__GIVEN TASK__. Output the data below in full, character for character.

Records contained in a dataset

* begin *

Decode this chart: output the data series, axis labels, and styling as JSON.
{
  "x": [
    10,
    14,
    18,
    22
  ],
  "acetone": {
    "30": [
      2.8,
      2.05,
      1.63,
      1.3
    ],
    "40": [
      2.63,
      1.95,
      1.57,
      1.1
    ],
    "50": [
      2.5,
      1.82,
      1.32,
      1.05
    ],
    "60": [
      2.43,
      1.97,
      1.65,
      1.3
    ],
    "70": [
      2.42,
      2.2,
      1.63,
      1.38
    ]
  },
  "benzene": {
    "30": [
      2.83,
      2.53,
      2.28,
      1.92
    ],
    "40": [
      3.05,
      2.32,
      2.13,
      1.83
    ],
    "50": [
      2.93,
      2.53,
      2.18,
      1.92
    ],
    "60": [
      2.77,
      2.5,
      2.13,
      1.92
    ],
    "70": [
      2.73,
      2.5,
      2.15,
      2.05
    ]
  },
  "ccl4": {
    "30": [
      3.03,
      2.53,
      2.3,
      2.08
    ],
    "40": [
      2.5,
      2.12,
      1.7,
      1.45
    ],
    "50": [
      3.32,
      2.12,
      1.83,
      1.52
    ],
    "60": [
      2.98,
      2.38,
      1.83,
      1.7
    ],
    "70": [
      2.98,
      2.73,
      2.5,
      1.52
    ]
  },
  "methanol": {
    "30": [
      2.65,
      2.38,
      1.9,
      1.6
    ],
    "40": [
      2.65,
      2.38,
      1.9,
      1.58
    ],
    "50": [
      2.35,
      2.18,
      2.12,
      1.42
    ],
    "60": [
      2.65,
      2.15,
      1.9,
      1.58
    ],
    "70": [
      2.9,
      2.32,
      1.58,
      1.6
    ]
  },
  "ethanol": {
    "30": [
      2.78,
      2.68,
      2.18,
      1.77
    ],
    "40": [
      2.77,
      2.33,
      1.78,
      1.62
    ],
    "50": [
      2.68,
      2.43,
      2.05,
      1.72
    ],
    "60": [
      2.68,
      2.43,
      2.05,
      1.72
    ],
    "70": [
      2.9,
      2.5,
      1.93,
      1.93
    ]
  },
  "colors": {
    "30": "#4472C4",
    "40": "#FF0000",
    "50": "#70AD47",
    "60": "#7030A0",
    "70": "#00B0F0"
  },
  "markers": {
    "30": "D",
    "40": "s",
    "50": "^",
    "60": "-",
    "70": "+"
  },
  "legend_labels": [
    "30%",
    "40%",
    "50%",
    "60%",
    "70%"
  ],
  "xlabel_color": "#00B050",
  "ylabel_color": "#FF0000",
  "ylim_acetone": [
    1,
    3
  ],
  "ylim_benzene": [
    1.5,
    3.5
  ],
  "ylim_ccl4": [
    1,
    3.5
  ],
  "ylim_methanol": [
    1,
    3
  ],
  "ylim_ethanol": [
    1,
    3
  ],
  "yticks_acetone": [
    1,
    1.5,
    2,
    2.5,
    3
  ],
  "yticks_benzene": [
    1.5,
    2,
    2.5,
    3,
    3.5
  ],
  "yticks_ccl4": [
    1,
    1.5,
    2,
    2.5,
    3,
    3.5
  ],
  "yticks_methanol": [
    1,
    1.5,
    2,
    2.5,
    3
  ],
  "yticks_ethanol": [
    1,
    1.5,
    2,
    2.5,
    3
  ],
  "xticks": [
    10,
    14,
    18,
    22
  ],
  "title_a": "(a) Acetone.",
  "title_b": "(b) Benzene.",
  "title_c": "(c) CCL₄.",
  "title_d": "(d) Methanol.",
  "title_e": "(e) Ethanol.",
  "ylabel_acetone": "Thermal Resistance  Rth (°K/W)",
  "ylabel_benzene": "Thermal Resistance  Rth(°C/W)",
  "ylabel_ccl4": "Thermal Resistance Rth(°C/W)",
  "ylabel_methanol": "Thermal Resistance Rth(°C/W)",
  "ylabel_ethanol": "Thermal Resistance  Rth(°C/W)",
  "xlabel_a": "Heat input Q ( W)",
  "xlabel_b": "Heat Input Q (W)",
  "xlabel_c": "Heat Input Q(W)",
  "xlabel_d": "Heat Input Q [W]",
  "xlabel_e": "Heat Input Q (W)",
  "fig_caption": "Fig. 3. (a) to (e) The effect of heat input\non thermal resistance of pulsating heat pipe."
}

* end *

__FINISHED EXERCISE__.
Decode this chart: output the data series, axis labels, and styling as JSON.
{
  "x": [
    10,
    14,
    18,
    22
  ],
  "acetone": {
    "30": [
      2.8,
      2.05,
      1.63,
      1.3
    ],
    "40": [
      2.63,
      1.95,
      1.57,
      1.1
    ],
    "50": [
      2.5,
      1.82,
      1.32,
      1.05
    ],
    "60": [
      2.43,
      1.97,
      1.65,
      1.3
    ],
    "70": [
      2.42,
      2.2,
      1.63,
      1.38
    ]
  },
  "benzene": {
    "30": [
      2.83,
      2.53,
      2.28,
      1.92
    ],
    "40": [
      3.05,
      2.32,
      2.13,
      1.83
    ],
    "50": [
      2.93,
      2.53,
      2.18,
      1.92
    ],
    "60": [
      2.77,
      2.5,
      2.13,
      1.92
    ],
    "70": [
      2.73,
      2.5,
      2.15,
      2.05
    ]
  },
  "ccl4": {
    "30": [
      3.03,
      2.53,
      2.3,
      2.08
    ],
    "40": [
      2.5,
      2.12,
      1.7,
      1.45
    ],
    "50": [
      3.32,
      2.12,
      1.83,
      1.52
    ],
    "60": [
      2.98,
      2.38,
      1.83,
      1.7
    ],
    "70": [
      2.98,
      2.73,
      2.5,
      1.52
    ]
  },
  "methanol": {
    "30": [
      2.65,
      2.38,
      1.9,
      1.6
    ],
    "40": [
      2.65,
      2.38,
      1.9,
      1.58
    ],
    "50": [
      2.35,
      2.18,
      2.12,
      1.42
    ],
    "60": [
      2.65,
      2.15,
      1.9,
      1.58
    ],
    "70": [
      2.9,
      2.32,
      1.58,
      1.6
    ]
  },
  "ethanol": {
    "30": [
      2.78,
      2.68,
      2.18,
      1.77
    ],
    "40": [
      2.77,
      2.33,
      1.78,
      1.62
    ],
    "50": [
      2.68,
      2.43,
      2.05,
      1.72
    ],
    "60": [
      2.68,
      2.43,
      2.05,
      1.72
    ],
    "70": [
      2.9,
      2.5,
      1.93,
      1.93
    ]
  },
  "colors": {
    "30": "#4472C4",
    "40": "#FF0000",
    "50": "#70AD47",
    "60": "#7030A0",
    "70": "#00B0F0"
  },
  "markers": {
    "30": "D",
    "40": "s",
    "50": "^",
    "60": "-",
    "70": "+"
  },
  "legend_labels": [
    "30%",
    "40%",
    "50%",
    "60%",
    "70%"
  ],
  "xlabel_color": "#00B050",
  "ylabel_color": "#FF0000",
  "ylim_acetone": [
    1,
    3
  ],
  "ylim_benzene": [
    1.5,
    3.5
  ],
  "ylim_ccl4": [
    1,
    3.5
  ],
  "ylim_methanol": [
    1,
    3
  ],
  "ylim_ethanol": [
    1,
    3
  ],
  "yticks_acetone": [
    1,
    1.5,
    2,
    2.5,
    3
  ],
  "yticks_benzene": [
    1.5,
    2,
    2.5,
    3,
    3.5
  ],
  "yticks_ccl4": [
    1,
    1.5,
    2,
    2.5,
    3,
    3.5
  ],
  "yticks_methanol": [
    1,
    1.5,
    2,
    2.5,
    3
  ],
  "yticks_ethanol": [
    1,
    1.5,
    2,
    2.5,
    3
  ],
  "xticks": [
    10,
    14,
    18,
    22
  ],
  "title_a": "(a) Acetone.",
  "title_b": "(b) Benzene.",
  "title_c": "(c) CCL₄.",
  "title_d": "(d) Methanol.",
  "title_e": "(e) Ethanol.",
  "ylabel_acetone": "Thermal Resistance  Rth (°K/W)",
  "ylabel_benzene": "Thermal Resistance  Rth(°C/W)",
  "ylabel_ccl4": "Thermal Resistance Rth(°C/W)",
  "ylabel_methanol": "Thermal Resistance Rth(°C/W)",
  "ylabel_ethanol": "Thermal Resistance  Rth(°C/W)",
  "xlabel_a": "Heat input Q ( W)",
  "xlabel_b": "Heat Input Q (W)",
  "xlabel_c": "Heat Input Q(W)",
  "xlabel_d": "Heat Input Q [W]",
  "xlabel_e": "Heat Input Q (W)",
  "fig_caption": "Fig. 3. (a) to (e) The effect of heat input\non thermal resistance of pulsating heat pipe."
}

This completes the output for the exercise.